_WHAT YOU NEED TO DO_
Restate all the material verbatim, except for the pictures.
* * *
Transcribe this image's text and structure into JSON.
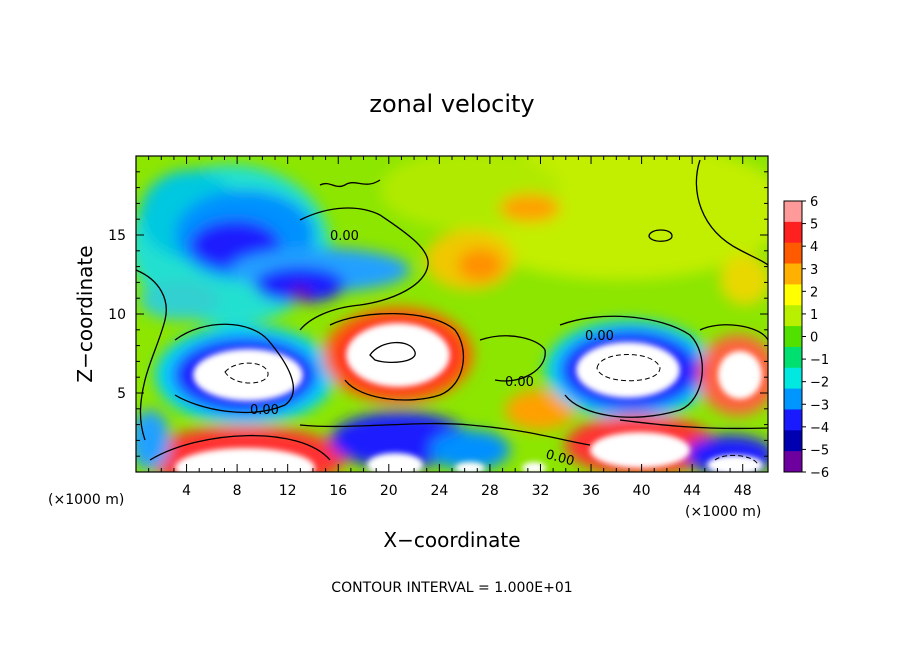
{
  "chart_data": {
    "type": "heatmap",
    "title": "zonal velocity",
    "xlabel": "X−coordinate",
    "ylabel": "Z−coordinate",
    "x_unit": "(×1000 m)",
    "y_unit": "(×1000 m)",
    "footer": "CONTOUR INTERVAL = 1.000E+01",
    "contour_label": "0.00",
    "xlim": [
      0,
      50
    ],
    "ylim": [
      0,
      20
    ],
    "x_ticks": [
      "4",
      "8",
      "12",
      "16",
      "20",
      "24",
      "28",
      "32",
      "36",
      "40",
      "44",
      "48"
    ],
    "y_ticks": [
      "5",
      "10",
      "15"
    ],
    "colorbar": {
      "range": [
        -6,
        6
      ],
      "labels": [
        "6",
        "5",
        "4",
        "3",
        "2",
        "1",
        "0",
        "−1",
        "−2",
        "−3",
        "−4",
        "−5",
        "−6"
      ],
      "colors": [
        "#ff9a9a",
        "#ff2020",
        "#ff5a00",
        "#ffb000",
        "#ffff00",
        "#b8f000",
        "#52e000",
        "#00e070",
        "#00e8e0",
        "#0096ff",
        "#1a1aff",
        "#0000b0",
        "#6e00a0"
      ]
    },
    "features": [
      {
        "name": "strong westward jet (blue)",
        "x": 8,
        "z": 15.5,
        "value": -5
      },
      {
        "name": "blue band",
        "x": 12,
        "z": 12.5,
        "value": -4
      },
      {
        "name": "minimum",
        "x": 13.5,
        "z": 11,
        "value": -6
      },
      {
        "name": "positive core (white)",
        "x": 20,
        "z": 7.5,
        "value": 8
      },
      {
        "name": "negative core (white)",
        "x": 8,
        "z": 6.5,
        "value": -8
      },
      {
        "name": "negative core (white)",
        "x": 39,
        "z": 6.5,
        "value": -8
      },
      {
        "name": "positive core (white)",
        "x": 48.5,
        "z": 6.5,
        "value": 8
      },
      {
        "name": "positive core (white)",
        "x": 9,
        "z": 1.5,
        "value": 8
      },
      {
        "name": "positive core (white)",
        "x": 41,
        "z": 1.5,
        "value": 8
      },
      {
        "name": "orange patch",
        "x": 26,
        "z": 13.5,
        "value": 3
      },
      {
        "name": "orange patch",
        "x": 30,
        "z": 17,
        "value": 3
      }
    ]
  }
}
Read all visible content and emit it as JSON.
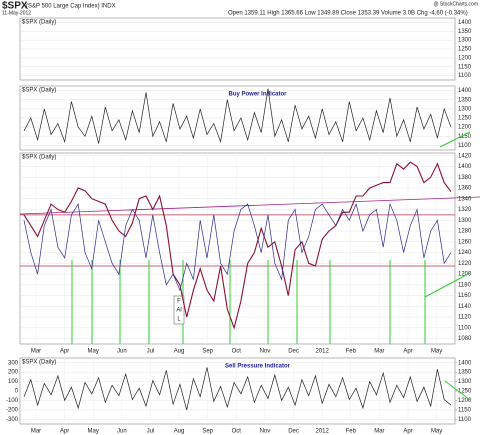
{
  "header": {
    "symbol": "$SPX",
    "name": "(S&P 500 Large Cap Index) INDX",
    "date": "11-May-2012",
    "quote": "Open 1359.11  High 1365.66  Low 1349.89  Close 1353.39  Volume 3.0B  Chg -4.60 (-0.34%)",
    "source": "@ StockCharts.com"
  },
  "chart_data": [
    {
      "type": "line",
      "panel_label": "$SPX (Daily)",
      "ylim": [
        1075,
        1425
      ],
      "yticks": [
        1100,
        1150,
        1200,
        1250,
        1300,
        1350,
        1400
      ],
      "series": []
    },
    {
      "type": "line",
      "panel_label": "$SPX (Daily)",
      "title": "Buy Power Indicator",
      "ylim": [
        1075,
        1425
      ],
      "yticks": [
        1100,
        1150,
        1200,
        1250,
        1300,
        1350,
        1400
      ],
      "series": [
        {
          "color": "#222222",
          "values": [
            1180,
            1250,
            1130,
            1300,
            1160,
            1220,
            1120,
            1340,
            1200,
            1150,
            1260,
            1110,
            1310,
            1180,
            1240,
            1130,
            1290,
            1170,
            1390,
            1150,
            1230,
            1120,
            1330,
            1190,
            1260,
            1140,
            1300,
            1160,
            1220,
            1120,
            1350,
            1180,
            1250,
            1130,
            1280,
            1170,
            1410,
            1150,
            1240,
            1120,
            1320,
            1190,
            1260,
            1140,
            1300,
            1160,
            1230,
            1120,
            1340,
            1180,
            1250,
            1130,
            1290,
            1170,
            1360,
            1150,
            1240,
            1120,
            1310,
            1190,
            1270,
            1140,
            1300,
            1200
          ]
        }
      ]
    },
    {
      "type": "line",
      "panel_label": "$SPX (Daily)",
      "ylim": [
        1070,
        1425
      ],
      "yticks": [
        1080,
        1100,
        1120,
        1140,
        1160,
        1180,
        1200,
        1220,
        1240,
        1260,
        1280,
        1300,
        1320,
        1340,
        1360,
        1380,
        1400,
        1420
      ],
      "months": [
        "Mar",
        "Apr",
        "May",
        "Jun",
        "Jul",
        "Aug",
        "Sep",
        "Oct",
        "Nov",
        "Dec",
        "2012",
        "Feb",
        "Mar",
        "Apr",
        "May"
      ],
      "reference_lines": [
        {
          "value": 1310,
          "color": "#b03050"
        },
        {
          "value": 1215,
          "color": "#b03050"
        }
      ],
      "annotation": [
        "F",
        "Al",
        "L"
      ],
      "series": [
        {
          "color": "#8b1030",
          "values": [
            1310,
            1290,
            1270,
            1300,
            1330,
            1320,
            1315,
            1335,
            1360,
            1355,
            1340,
            1335,
            1330,
            1300,
            1280,
            1270,
            1295,
            1340,
            1345,
            1320,
            1345,
            1290,
            1200,
            1180,
            1120,
            1170,
            1210,
            1170,
            1150,
            1215,
            1135,
            1100,
            1150,
            1220,
            1240,
            1285,
            1250,
            1260,
            1215,
            1160,
            1245,
            1260,
            1220,
            1215,
            1265,
            1280,
            1290,
            1315,
            1315,
            1345,
            1345,
            1360,
            1365,
            1370,
            1370,
            1405,
            1395,
            1408,
            1400,
            1370,
            1380,
            1405,
            1370,
            1353
          ]
        },
        {
          "color": "#2a2a90",
          "values": [
            1300,
            1240,
            1200,
            1290,
            1320,
            1250,
            1230,
            1310,
            1330,
            1240,
            1210,
            1300,
            1260,
            1220,
            1200,
            1290,
            1320,
            1300,
            1230,
            1310,
            1240,
            1180,
            1200,
            1170,
            1220,
            1190,
            1300,
            1230,
            1310,
            1220,
            1200,
            1280,
            1320,
            1330,
            1290,
            1240,
            1310,
            1220,
            1190,
            1300,
            1320,
            1240,
            1270,
            1320,
            1330,
            1310,
            1290,
            1320,
            1300,
            1330,
            1280,
            1310,
            1320,
            1250,
            1330,
            1300,
            1240,
            1290,
            1320,
            1230,
            1280,
            1300,
            1220,
            1240
          ]
        }
      ]
    },
    {
      "type": "line",
      "panel_label": "$SPX (Daily)",
      "title": "Sell Pressure Indicator",
      "ylim": [
        -350,
        350
      ],
      "yticks": [
        -300,
        -200,
        -100,
        0,
        100,
        200,
        300
      ],
      "y2lim": [
        1075,
        1425
      ],
      "y2ticks": [
        1100,
        1150,
        1200,
        1250,
        1300,
        1350,
        1400
      ],
      "months": [
        "Mar",
        "Apr",
        "May",
        "Jun",
        "Jul",
        "Aug",
        "Sep",
        "Oct",
        "Nov",
        "Dec",
        "2012",
        "Feb",
        "Mar",
        "Apr",
        "May"
      ],
      "series": [
        {
          "color": "#222222",
          "values": [
            -60,
            120,
            -150,
            80,
            -40,
            160,
            -100,
            40,
            -180,
            90,
            -30,
            140,
            -120,
            60,
            -50,
            180,
            -90,
            30,
            -160,
            110,
            -40,
            220,
            -140,
            70,
            -200,
            130,
            -60,
            250,
            -110,
            50,
            -170,
            90,
            -30,
            150,
            -120,
            60,
            -80,
            170,
            -100,
            40,
            -150,
            120,
            -50,
            160,
            -130,
            70,
            -60,
            140,
            -90,
            30,
            -180,
            100,
            -40,
            190,
            -120,
            60,
            -70,
            150,
            -110,
            40,
            -160,
            230,
            -90,
            -150
          ]
        }
      ]
    }
  ]
}
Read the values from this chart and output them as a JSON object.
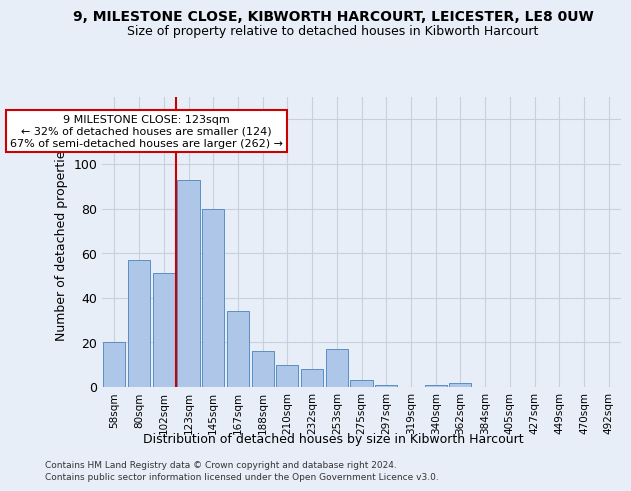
* * *
_EXERCISE SOLUTION_
Transcribe this image's text and structure into JSON.
{
  "chart_data": {
    "type": "heatmap",
    "title": "zonal velocity",
    "xlabel": "X−coordinate",
    "ylabel": "Z−coordinate",
    "x_unit": "(×1000 m)",
    "y_unit": "(×1000 m)",
    "footer": "CONTOUR INTERVAL = 1.000E+01",
    "contour_label": "0.00",
    "xlim": [
      0,
      50
    ],
    "ylim": [
      0,
      20
    ],
    "x_ticks": [
      "4",
      "8",
      "12",
      "16",
      "20",
      "24",
      "28",
      "32",
      "36",
      "40",
      "44",
      "48"
    ],
    "y_ticks": [
      "5",
      "10",
      "15"
    ],
    "colorbar": {
      "range": [
        -6,
        6
      ],
      "labels": [
        "6",
        "5",
        "4",
        "3",
        "2",
        "1",
        "0",
        "−1",
        "−2",
        "−3",
        "−4",
        "−5",
        "−6"
      ],
      "colors": [
        "#ff9a9a",
        "#ff2020",
        "#ff5a00",
        "#ffb000",
        "#ffff00",
        "#b8f000",
        "#52e000",
        "#00e070",
        "#00e8e0",
        "#0096ff",
        "#1a1aff",
        "#0000b0",
        "#6e00a0"
      ]
    },
    "features": [
      {
        "name": "strong westward jet (blue)",
        "x": 8,
        "z": 15.5,
        "value": -5
      },
      {
        "name": "blue band",
        "x": 12,
        "z": 12.5,
        "value": -4
      },
      {
        "name": "minimum",
        "x": 13.5,
        "z": 11,
        "value": -6
      },
      {
        "name": "positive core (white)",
        "x": 20,
        "z": 7.5,
        "value": 8
      },
      {
        "name": "negative core (white)",
        "x": 8,
        "z": 6.5,
        "value": -8
      },
      {
        "name": "negative core (white)",
        "x": 39,
        "z": 6.5,
        "value": -8
      },
      {
        "name": "positive core (white)",
        "x": 48.5,
        "z": 6.5,
        "value": 8
      },
      {
        "name": "positive core (white)",
        "x": 9,
        "z": 1.5,
        "value": 8
      },
      {
        "name": "positive core (white)",
        "x": 41,
        "z": 1.5,
        "value": 8
      },
      {
        "name": "orange patch",
        "x": 26,
        "z": 13.5,
        "value": 3
      },
      {
        "name": "orange patch",
        "x": 30,
        "z": 17,
        "value": 3
      }
    ]
  }
}
Read all visible content and emit it as JSON.
{
  "header": {
    "symbol": "$SPX",
    "name": "(S&P 500 Large Cap Index) INDX",
    "date": "11-May-2012",
    "quote": "Open 1359.11  High 1365.66  Low 1349.89  Close 1353.39  Volume 3.0B  Chg -4.60 (-0.34%)",
    "source": "@ StockCharts.com"
  },
  "chart_data": [
    {
      "type": "line",
      "panel_label": "$SPX (Daily)",
      "ylim": [
        1075,
        1425
      ],
      "yticks": [
        1100,
        1150,
        1200,
        1250,
        1300,
        1350,
        1400
      ],
      "series": []
    },
    {
      "type": "line",
      "panel_label": "$SPX (Daily)",
      "title": "Buy Power Indicator",
      "ylim": [
        1075,
        1425
      ],
      "yticks": [
        1100,
        1150,
        1200,
        1250,
        1300,
        1350,
        1400
      ],
      "series": [
        {
          "color": "#222222",
          "values": [
            1180,
            1250,
            1130,
            1300,
            1160,
            1220,
            1120,
            1340,
            1200,
            1150,
            1260,
            1110,
            1310,
            1180,
            1240,
            1130,
            1290,
            1170,
            1390,
            1150,
            1230,
            1120,
            1330,
            1190,
            1260,
            1140,
            1300,
            1160,
            1220,
            1120,
            1350,
            1180,
            1250,
            1130,
            1280,
            1170,
            1410,
            1150,
            1240,
            1120,
            1320,
            1190,
            1260,
            1140,
            1300,
            1160,
            1230,
            1120,
            1340,
            1180,
            1250,
            1130,
            1290,
            1170,
            1360,
            1150,
            1240,
            1120,
            1310,
            1190,
            1270,
            1140,
            1300,
            1200
          ]
        }
      ]
    },
    {
      "type": "line",
      "panel_label": "$SPX (Daily)",
      "ylim": [
        1070,
        1425
      ],
      "yticks": [
        1080,
        1100,
        1120,
        1140,
        1160,
        1180,
        1200,
        1220,
        1240,
        1260,
        1280,
        1300,
        1320,
        1340,
        1360,
        1380,
        1400,
        1420
      ],
      "months": [
        "Mar",
        "Apr",
        "May",
        "Jun",
        "Jul",
        "Aug",
        "Sep",
        "Oct",
        "Nov",
        "Dec",
        "2012",
        "Feb",
        "Mar",
        "Apr",
        "May"
      ],
      "reference_lines": [
        {
          "value": 1310,
          "color": "#b03050"
        },
        {
          "value": 1215,
          "color": "#b03050"
        }
      ],
      "annotation": [
        "F",
        "Al",
        "L"
      ],
      "series": [
        {
          "color": "#8b1030",
          "values": [
            1310,
            1290,
            1270,
            1300,
            1330,
            1320,
            1315,
            1335,
            1360,
            1355,
            1340,
            1335,
            1330,
            1300,
            1280,
            1270,
            1295,
            1340,
            1345,
            1320,
            1345,
            1290,
            1200,
            1180,
            1120,
            1170,
            1210,
            1170,
            1150,
            1215,
            1135,
            1100,
            1150,
            1220,
            1240,
            1285,
            1250,
            1260,
            1215,
            1160,
            1245,
            1260,
            1220,
            1215,
            1265,
            1280,
            1290,
            1315,
            1315,
            1345,
            1345,
            1360,
            1365,
            1370,
            1370,
            1405,
            1395,
            1408,
            1400,
            1370,
            1380,
            1405,
            1370,
            1353
          ]
        },
        {
          "color": "#2a2a90",
          "values": [
            1300,
            1240,
            1200,
            1290,
            1320,
            1250,
            1230,
            1310,
            1330,
            1240,
            1210,
            1300,
            1260,
            1220,
            1200,
            1290,
            1320,
            1300,
            1230,
            1310,
            1240,
            1180,
            1200,
            1170,
            1220,
            1190,
            1300,
            1230,
            1310,
            1220,
            1200,
            1280,
            1320,
            1330,
            1290,
            1240,
            1310,
            1220,
            1190,
            1300,
            1320,
            1240,
            1270,
            1320,
            1330,
            1310,
            1290,
            1320,
            1300,
            1330,
            1280,
            1310,
            1320,
            1250,
            1330,
            1300,
            1240,
            1290,
            1320,
            1230,
            1280,
            1300,
            1220,
            1240
          ]
        }
      ]
    },
    {
      "type": "line",
      "panel_label": "$SPX (Daily)",
      "title": "Sell Pressure Indicator",
      "ylim": [
        -350,
        350
      ],
      "yticks": [
        -300,
        -200,
        -100,
        0,
        100,
        200,
        300
      ],
      "y2lim": [
        1075,
        1425
      ],
      "y2ticks": [
        1100,
        1150,
        1200,
        1250,
        1300,
        1350,
        1400
      ],
      "months": [
        "Mar",
        "Apr",
        "May",
        "Jun",
        "Jul",
        "Aug",
        "Sep",
        "Oct",
        "Nov",
        "Dec",
        "2012",
        "Feb",
        "Mar",
        "Apr",
        "May"
      ],
      "series": [
        {
          "color": "#222222",
          "values": [
            -60,
            120,
            -150,
            80,
            -40,
            160,
            -100,
            40,
            -180,
            90,
            -30,
            140,
            -120,
            60,
            -50,
            180,
            -90,
            30,
            -160,
            110,
            -40,
            220,
            -140,
            70,
            -200,
            130,
            -60,
            250,
            -110,
            50,
            -170,
            90,
            -30,
            150,
            -120,
            60,
            -80,
            170,
            -100,
            40,
            -150,
            120,
            -50,
            160,
            -130,
            70,
            -60,
            140,
            -90,
            30,
            -180,
            100,
            -40,
            190,
            -120,
            60,
            -70,
            150,
            -110,
            40,
            -160,
            230,
            -90,
            -150
          ]
        }
      ]
    }
  ]
}
Read the values from this chart and output them as a JSON object.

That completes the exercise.